Dataset listings of figures
^^^^

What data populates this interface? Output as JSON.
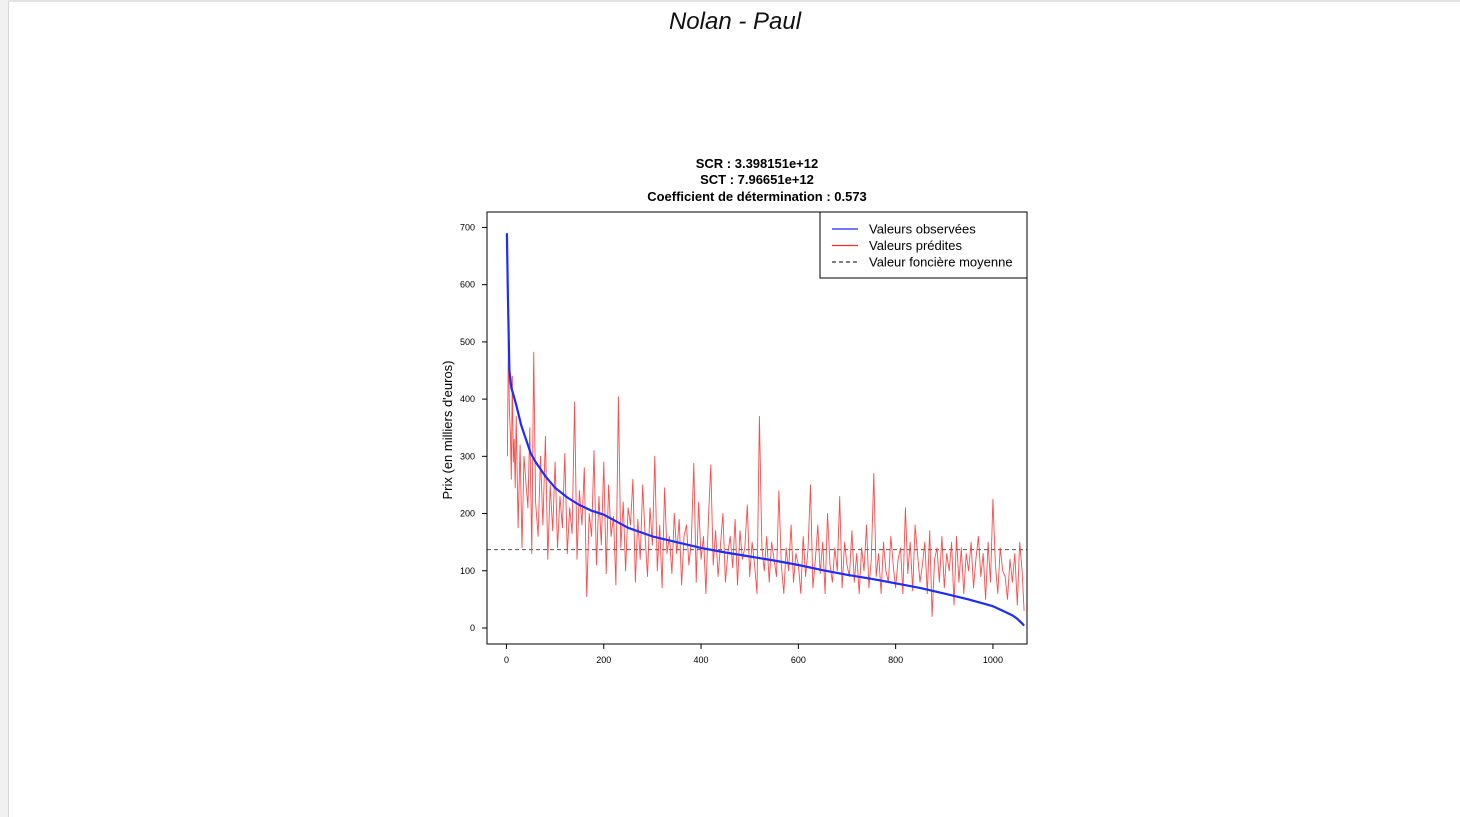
{
  "page": {
    "header": "Nolan - Paul"
  },
  "chart_data": {
    "type": "line",
    "title_lines": [
      "SCR :  3.398151e+12",
      "SCT :  7.96651e+12",
      "Coefficient de détermination :  0.573"
    ],
    "xlabel": "",
    "ylabel": "Prix (en milliers d'euros)",
    "xlim": [
      -40,
      1070
    ],
    "ylim": [
      -28,
      727
    ],
    "x_ticks": [
      0,
      200,
      400,
      600,
      800,
      1000
    ],
    "y_ticks": [
      0,
      100,
      200,
      300,
      400,
      500,
      600,
      700
    ],
    "mean_line": {
      "name": "Valeur foncière moyenne",
      "value": 137,
      "color": "#555555",
      "style": "dashed"
    },
    "legend": {
      "position": "top-right",
      "entries": [
        {
          "name": "Valeurs observées",
          "color": "#1a2cff",
          "style": "solid"
        },
        {
          "name": "Valeurs prédites",
          "color": "#ff2a2a",
          "style": "solid"
        },
        {
          "name": "Valeur foncière moyenne",
          "color": "#333333",
          "style": "dashed"
        }
      ]
    },
    "series": [
      {
        "name": "Valeurs observées",
        "color": "#1a2cff",
        "x": [
          1,
          3,
          6,
          10,
          15,
          20,
          30,
          40,
          50,
          60,
          80,
          100,
          125,
          150,
          175,
          200,
          250,
          300,
          350,
          400,
          450,
          500,
          550,
          600,
          650,
          700,
          750,
          800,
          850,
          900,
          950,
          1000,
          1020,
          1040,
          1050,
          1060,
          1064
        ],
        "y": [
          690,
          580,
          450,
          420,
          405,
          390,
          355,
          330,
          305,
          290,
          265,
          245,
          228,
          215,
          205,
          198,
          175,
          160,
          150,
          140,
          132,
          125,
          118,
          110,
          101,
          93,
          86,
          78,
          70,
          60,
          50,
          38,
          30,
          22,
          16,
          8,
          4
        ]
      },
      {
        "name": "Valeurs prédites",
        "color": "#ff2a2a",
        "x": [
          2,
          4,
          6,
          8,
          10,
          12,
          14,
          16,
          18,
          20,
          24,
          28,
          32,
          36,
          40,
          44,
          48,
          52,
          56,
          60,
          65,
          70,
          75,
          80,
          85,
          90,
          95,
          100,
          105,
          110,
          115,
          120,
          125,
          130,
          135,
          140,
          145,
          150,
          155,
          160,
          165,
          170,
          175,
          180,
          185,
          190,
          195,
          200,
          205,
          210,
          215,
          220,
          225,
          230,
          235,
          240,
          245,
          250,
          255,
          260,
          265,
          270,
          275,
          280,
          285,
          290,
          295,
          300,
          305,
          310,
          315,
          320,
          325,
          330,
          335,
          340,
          345,
          350,
          355,
          360,
          365,
          370,
          375,
          380,
          385,
          390,
          395,
          400,
          405,
          410,
          415,
          420,
          425,
          430,
          435,
          440,
          445,
          450,
          455,
          460,
          465,
          470,
          475,
          480,
          485,
          490,
          495,
          500,
          505,
          510,
          515,
          520,
          525,
          530,
          535,
          540,
          545,
          550,
          555,
          560,
          565,
          570,
          575,
          580,
          585,
          590,
          595,
          600,
          605,
          610,
          615,
          620,
          625,
          630,
          635,
          640,
          645,
          650,
          655,
          660,
          665,
          670,
          675,
          680,
          685,
          690,
          695,
          700,
          705,
          710,
          715,
          720,
          725,
          730,
          735,
          740,
          745,
          750,
          755,
          760,
          765,
          770,
          775,
          780,
          785,
          790,
          795,
          800,
          805,
          810,
          815,
          820,
          825,
          830,
          835,
          840,
          845,
          850,
          855,
          860,
          865,
          870,
          875,
          880,
          885,
          890,
          895,
          900,
          905,
          910,
          915,
          920,
          925,
          930,
          935,
          940,
          945,
          950,
          955,
          960,
          965,
          970,
          975,
          980,
          985,
          990,
          995,
          1000,
          1005,
          1010,
          1015,
          1020,
          1025,
          1030,
          1035,
          1040,
          1045,
          1050,
          1055,
          1060,
          1064
        ],
        "y": [
          300,
          505,
          380,
          340,
          260,
          440,
          290,
          330,
          245,
          370,
          175,
          320,
          140,
          300,
          255,
          210,
          350,
          130,
          482,
          220,
          160,
          300,
          180,
          335,
          120,
          250,
          170,
          290,
          140,
          230,
          175,
          305,
          130,
          210,
          165,
          395,
          120,
          240,
          180,
          280,
          55,
          200,
          160,
          310,
          110,
          230,
          145,
          290,
          95,
          250,
          160,
          195,
          75,
          404,
          140,
          220,
          100,
          210,
          180,
          260,
          80,
          190,
          120,
          250,
          160,
          90,
          210,
          145,
          300,
          100,
          180,
          70,
          245,
          130,
          160,
          95,
          200,
          130,
          190,
          75,
          160,
          180,
          110,
          150,
          288,
          80,
          220,
          120,
          160,
          60,
          190,
          285,
          110,
          170,
          90,
          145,
          200,
          80,
          130,
          160,
          105,
          190,
          75,
          170,
          120,
          140,
          215,
          90,
          150,
          110,
          60,
          370,
          140,
          100,
          160,
          80,
          150,
          120,
          90,
          240,
          110,
          60,
          140,
          100,
          180,
          80,
          130,
          110,
          60,
          160,
          90,
          140,
          250,
          70,
          120,
          180,
          95,
          150,
          60,
          200,
          110,
          80,
          140,
          100,
          230,
          70,
          150,
          110,
          90,
          170,
          80,
          130,
          60,
          140,
          100,
          180,
          70,
          120,
          270,
          90,
          130,
          60,
          150,
          100,
          80,
          160,
          110,
          70,
          120,
          140,
          60,
          210,
          95,
          150,
          65,
          180,
          130,
          80,
          110,
          150,
          60,
          170,
          20,
          120,
          140,
          80,
          160,
          70,
          130,
          100,
          150,
          40,
          160,
          80,
          140,
          60,
          130,
          100,
          150,
          70,
          120,
          160,
          90,
          130,
          50,
          150,
          80,
          225,
          110,
          60,
          140,
          100,
          90,
          50,
          120,
          80,
          130,
          40,
          150,
          100,
          30
        ]
      }
    ]
  }
}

^^^^

**EXERCISE AIM**
Tell how many lines in the material contain the word "prédites". Only the number is wanted.

**RESULT**
2